• Metin parçası:
1960’lar yakın tarihin en çalkantılı dönemlerinden biri: İkinci Dünya Savaşı sonrası dünyanın iki süper gücü arasında devam eden Soğuk Savaş, ABD’nin Vietnam işgali, ulusal kurtuluş savaşları, 1968’de işçi ve öğrencilerin başlattığı devrimci ayaklanmalar... Tüm bu yaşananlar kültür-sanat alanında da karşılık buldu. Sanatçıların protestoculara evrildiği birçok kolektif bu dönemde eylemlere başladı.

• Verilen bilgiler:
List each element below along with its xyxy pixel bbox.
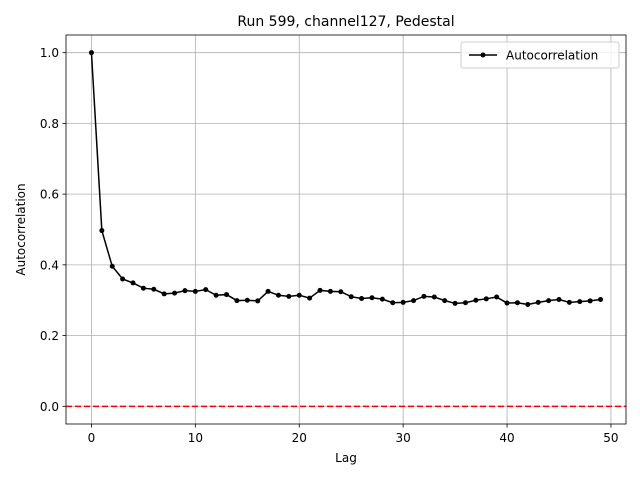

• Gereken:
Metin parçasına göre aşağıdaki soruları yanıtlayın:
(a) İkinci Dünya Savaşı sonrasında iki süper güç arasında süren savaşın adı nedir?
(b) 1968'de devrimci ayaklanmaları kimler başlattı?
(c) Sanatçıların protestoculara evrildiği kolektifler bu dönemde neye başladı?

• Yanıt:
(a) Soğuk Savaş.
(b) İşçiler ve öğrenciler.
(c) Eylemlere.